**Written task:**
Say how many lines of the material below contain the word "Console", with no other words.

┄┄┄┄┄┄

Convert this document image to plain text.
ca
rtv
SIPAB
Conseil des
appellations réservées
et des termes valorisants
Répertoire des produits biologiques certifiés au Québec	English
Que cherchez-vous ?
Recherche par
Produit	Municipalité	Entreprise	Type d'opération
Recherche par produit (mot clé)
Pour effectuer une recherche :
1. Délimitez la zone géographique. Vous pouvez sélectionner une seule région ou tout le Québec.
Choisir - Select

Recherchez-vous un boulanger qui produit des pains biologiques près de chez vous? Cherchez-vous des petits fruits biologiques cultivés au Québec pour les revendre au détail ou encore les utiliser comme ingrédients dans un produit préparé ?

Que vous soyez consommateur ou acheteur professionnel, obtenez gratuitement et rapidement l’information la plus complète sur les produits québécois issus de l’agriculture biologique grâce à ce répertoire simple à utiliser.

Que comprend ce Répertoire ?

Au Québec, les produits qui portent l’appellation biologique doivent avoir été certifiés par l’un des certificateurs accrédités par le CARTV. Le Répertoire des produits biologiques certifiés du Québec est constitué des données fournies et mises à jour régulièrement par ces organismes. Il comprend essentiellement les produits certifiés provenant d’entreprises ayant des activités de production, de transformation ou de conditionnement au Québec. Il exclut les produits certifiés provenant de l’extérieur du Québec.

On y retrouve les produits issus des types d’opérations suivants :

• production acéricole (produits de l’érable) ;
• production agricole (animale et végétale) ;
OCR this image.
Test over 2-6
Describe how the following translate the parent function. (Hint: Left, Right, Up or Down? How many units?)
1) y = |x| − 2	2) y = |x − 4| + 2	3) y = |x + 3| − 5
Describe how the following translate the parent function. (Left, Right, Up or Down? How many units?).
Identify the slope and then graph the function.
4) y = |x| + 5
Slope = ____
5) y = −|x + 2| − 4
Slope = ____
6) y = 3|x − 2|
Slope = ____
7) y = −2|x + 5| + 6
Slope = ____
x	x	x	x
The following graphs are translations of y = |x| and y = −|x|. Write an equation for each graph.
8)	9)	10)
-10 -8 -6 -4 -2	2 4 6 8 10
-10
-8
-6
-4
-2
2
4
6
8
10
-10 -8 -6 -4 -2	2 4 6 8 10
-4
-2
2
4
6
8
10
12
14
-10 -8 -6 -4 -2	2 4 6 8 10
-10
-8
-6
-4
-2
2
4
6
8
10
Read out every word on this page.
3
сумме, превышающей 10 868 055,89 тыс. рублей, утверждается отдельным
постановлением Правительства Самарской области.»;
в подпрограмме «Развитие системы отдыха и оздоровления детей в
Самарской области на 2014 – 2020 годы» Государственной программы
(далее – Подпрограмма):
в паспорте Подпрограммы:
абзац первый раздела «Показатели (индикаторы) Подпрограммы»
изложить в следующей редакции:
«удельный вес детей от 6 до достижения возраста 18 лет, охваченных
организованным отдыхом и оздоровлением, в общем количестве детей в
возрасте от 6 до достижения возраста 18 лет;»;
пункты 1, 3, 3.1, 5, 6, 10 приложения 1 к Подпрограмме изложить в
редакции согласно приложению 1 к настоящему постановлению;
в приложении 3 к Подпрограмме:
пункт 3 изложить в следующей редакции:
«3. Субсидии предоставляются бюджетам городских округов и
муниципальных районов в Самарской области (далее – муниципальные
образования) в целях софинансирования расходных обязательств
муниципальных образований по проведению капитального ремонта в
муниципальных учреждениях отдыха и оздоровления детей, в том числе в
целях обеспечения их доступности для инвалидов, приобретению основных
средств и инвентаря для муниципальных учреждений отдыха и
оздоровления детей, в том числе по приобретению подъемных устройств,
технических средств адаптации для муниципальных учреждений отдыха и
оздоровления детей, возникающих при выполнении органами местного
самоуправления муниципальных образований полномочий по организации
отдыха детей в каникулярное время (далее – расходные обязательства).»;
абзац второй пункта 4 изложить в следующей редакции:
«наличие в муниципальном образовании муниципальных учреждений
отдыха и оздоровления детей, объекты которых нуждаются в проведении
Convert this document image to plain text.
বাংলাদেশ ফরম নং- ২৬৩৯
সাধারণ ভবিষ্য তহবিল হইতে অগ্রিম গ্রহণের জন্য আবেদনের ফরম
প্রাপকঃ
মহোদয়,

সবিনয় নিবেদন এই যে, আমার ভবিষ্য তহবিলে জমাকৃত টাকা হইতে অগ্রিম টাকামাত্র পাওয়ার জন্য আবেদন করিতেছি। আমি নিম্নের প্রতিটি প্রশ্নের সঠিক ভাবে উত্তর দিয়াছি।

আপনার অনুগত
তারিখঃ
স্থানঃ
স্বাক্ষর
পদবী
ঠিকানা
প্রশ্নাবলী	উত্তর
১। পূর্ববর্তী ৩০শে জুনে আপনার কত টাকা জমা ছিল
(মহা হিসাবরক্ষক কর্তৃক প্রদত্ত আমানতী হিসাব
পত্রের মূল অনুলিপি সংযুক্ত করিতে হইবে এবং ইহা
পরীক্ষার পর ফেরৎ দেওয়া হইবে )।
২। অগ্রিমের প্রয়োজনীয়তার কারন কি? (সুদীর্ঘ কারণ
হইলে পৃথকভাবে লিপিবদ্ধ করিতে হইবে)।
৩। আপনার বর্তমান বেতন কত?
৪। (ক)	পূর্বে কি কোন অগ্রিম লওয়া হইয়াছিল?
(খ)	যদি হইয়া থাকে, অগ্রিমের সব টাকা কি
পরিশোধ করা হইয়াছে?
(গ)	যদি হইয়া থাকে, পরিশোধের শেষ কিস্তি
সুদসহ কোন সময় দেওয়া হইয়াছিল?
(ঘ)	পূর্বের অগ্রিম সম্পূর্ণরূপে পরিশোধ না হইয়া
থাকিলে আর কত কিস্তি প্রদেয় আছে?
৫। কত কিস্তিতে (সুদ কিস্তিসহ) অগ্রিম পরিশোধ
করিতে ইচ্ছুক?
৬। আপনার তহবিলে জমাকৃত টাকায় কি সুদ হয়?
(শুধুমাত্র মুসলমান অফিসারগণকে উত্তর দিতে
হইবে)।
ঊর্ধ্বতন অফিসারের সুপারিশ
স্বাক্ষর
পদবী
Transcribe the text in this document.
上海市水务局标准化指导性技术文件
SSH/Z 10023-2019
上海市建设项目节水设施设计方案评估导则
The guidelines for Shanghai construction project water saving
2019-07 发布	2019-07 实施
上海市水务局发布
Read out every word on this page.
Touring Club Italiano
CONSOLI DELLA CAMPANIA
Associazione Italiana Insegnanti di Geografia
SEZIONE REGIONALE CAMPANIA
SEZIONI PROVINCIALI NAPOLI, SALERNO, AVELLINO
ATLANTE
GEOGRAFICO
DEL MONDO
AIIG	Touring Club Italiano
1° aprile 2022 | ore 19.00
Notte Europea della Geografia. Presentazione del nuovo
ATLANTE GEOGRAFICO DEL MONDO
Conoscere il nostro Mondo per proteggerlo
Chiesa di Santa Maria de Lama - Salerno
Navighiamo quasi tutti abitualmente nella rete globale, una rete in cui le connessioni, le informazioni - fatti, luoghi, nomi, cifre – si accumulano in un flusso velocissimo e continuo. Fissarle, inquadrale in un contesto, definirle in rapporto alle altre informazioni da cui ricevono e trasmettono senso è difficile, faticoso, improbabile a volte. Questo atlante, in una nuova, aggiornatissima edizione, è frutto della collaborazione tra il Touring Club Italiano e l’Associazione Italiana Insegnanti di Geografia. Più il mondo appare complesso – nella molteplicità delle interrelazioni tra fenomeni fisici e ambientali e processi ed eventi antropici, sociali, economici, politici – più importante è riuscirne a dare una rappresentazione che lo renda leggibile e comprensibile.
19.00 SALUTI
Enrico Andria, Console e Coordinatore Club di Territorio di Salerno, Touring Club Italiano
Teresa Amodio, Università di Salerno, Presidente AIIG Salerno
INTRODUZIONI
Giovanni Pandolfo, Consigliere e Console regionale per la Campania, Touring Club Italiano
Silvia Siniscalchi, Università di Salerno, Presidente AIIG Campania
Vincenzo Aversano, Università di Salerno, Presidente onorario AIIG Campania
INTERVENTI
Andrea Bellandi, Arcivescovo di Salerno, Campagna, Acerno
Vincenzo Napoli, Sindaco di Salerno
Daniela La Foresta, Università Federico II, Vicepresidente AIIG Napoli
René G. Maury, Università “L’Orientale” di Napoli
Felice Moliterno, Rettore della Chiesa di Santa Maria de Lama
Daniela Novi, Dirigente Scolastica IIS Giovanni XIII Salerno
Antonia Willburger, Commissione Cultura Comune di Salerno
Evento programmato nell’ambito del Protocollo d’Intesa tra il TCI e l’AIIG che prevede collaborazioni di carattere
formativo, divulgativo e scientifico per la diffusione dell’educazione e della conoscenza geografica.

┄┄┄┄┄┄

**Response below:**
2